Dataset records –
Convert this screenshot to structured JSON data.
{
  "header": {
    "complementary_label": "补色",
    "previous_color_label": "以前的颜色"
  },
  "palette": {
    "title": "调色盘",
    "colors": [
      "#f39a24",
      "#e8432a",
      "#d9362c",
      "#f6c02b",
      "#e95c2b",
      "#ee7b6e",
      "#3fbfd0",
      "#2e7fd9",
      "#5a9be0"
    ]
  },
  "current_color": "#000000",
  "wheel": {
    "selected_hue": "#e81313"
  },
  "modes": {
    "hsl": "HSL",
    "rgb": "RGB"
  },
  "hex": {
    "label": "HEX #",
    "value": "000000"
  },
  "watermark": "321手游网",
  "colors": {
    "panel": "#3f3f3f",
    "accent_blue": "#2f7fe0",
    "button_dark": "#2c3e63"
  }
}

Task –
Go through the listing and copy all of it exactly.

Reply to the exercise –
Convert this screenshot to structured JSON data.
{
  "header": {
    "complementary_label": "补色",
    "previous_color_label": "以前的颜色"
  },
  "palette": {
    "title": "调色盘",
    "colors": [
      "#f39a24",
      "#e8432a",
      "#d9362c",
      "#f6c02b",
      "#e95c2b",
      "#ee7b6e",
      "#3fbfd0",
      "#2e7fd9",
      "#5a9be0"
    ]
  },
  "current_color": "#000000",
  "wheel": {
    "selected_hue": "#e81313"
  },
  "modes": {
    "hsl": "HSL",
    "rgb": "RGB"
  },
  "hex": {
    "label": "HEX #",
    "value": "000000"
  },
  "watermark": "321手游网",
  "colors": {
    "panel": "#3f3f3f",
    "accent_blue": "#2f7fe0",
    "button_dark": "#2c3e63"
  }
}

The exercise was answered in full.